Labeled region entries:
>>>>
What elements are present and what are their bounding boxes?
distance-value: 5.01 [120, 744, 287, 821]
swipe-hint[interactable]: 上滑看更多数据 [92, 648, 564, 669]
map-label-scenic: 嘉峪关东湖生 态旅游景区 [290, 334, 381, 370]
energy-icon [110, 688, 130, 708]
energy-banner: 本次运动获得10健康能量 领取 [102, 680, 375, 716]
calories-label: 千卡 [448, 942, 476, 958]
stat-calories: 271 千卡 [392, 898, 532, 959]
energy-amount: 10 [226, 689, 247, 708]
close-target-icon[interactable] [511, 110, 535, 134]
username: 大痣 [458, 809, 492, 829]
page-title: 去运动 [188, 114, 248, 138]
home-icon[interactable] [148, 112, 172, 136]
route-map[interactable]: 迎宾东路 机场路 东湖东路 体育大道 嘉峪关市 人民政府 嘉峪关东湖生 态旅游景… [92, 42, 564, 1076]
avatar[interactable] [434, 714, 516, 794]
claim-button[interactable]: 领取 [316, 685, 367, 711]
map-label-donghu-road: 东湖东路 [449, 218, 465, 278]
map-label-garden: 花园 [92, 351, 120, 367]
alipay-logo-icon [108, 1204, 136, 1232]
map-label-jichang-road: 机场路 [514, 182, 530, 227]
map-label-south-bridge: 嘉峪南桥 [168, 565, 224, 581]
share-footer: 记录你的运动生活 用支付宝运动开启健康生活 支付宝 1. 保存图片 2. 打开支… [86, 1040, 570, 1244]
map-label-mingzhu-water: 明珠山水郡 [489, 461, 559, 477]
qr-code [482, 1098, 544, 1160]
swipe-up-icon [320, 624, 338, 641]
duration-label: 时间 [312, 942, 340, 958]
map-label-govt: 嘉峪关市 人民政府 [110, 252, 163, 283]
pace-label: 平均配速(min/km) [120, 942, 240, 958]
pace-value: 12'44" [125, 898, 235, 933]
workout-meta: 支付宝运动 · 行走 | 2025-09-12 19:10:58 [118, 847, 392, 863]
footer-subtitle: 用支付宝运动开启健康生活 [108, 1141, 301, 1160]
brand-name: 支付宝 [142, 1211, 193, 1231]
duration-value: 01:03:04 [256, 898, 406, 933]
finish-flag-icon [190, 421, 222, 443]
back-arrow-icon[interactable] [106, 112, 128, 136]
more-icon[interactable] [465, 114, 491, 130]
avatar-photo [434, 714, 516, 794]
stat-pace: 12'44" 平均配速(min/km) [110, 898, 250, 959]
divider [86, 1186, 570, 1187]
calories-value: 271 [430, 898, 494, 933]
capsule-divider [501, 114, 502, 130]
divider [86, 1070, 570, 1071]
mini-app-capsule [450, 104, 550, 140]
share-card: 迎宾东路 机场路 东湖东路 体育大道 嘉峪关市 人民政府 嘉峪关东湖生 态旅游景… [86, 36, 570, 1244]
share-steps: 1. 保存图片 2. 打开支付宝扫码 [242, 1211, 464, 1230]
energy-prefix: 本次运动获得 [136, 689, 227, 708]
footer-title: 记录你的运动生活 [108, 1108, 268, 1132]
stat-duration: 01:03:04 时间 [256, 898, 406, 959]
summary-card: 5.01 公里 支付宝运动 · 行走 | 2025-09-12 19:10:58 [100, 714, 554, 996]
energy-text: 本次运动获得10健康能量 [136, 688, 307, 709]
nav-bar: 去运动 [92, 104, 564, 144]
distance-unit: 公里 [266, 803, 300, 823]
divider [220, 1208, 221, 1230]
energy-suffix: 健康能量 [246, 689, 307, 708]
<<<<
▸ Work to do
Edit the data from its first line through the line holding "energy-amount: 10 [226, 689, 247, 708]", inclusive, by replacing "swipe-hint" with "scroll-hint". Write out only those lines again, leaving everything else unchanged.

▸ Response to the task
What elements are present and what are their bounding boxes?
distance-value: 5.01 [120, 744, 287, 821]
scroll-hint[interactable]: 上滑看更多数据 [92, 648, 564, 669]
map-label-scenic: 嘉峪关东湖生 态旅游景区 [290, 334, 381, 370]
energy-icon [110, 688, 130, 708]
energy-banner: 本次运动获得10健康能量 领取 [102, 680, 375, 716]
calories-label: 千卡 [448, 942, 476, 958]
stat-calories: 271 千卡 [392, 898, 532, 959]
energy-amount: 10 [226, 689, 247, 708]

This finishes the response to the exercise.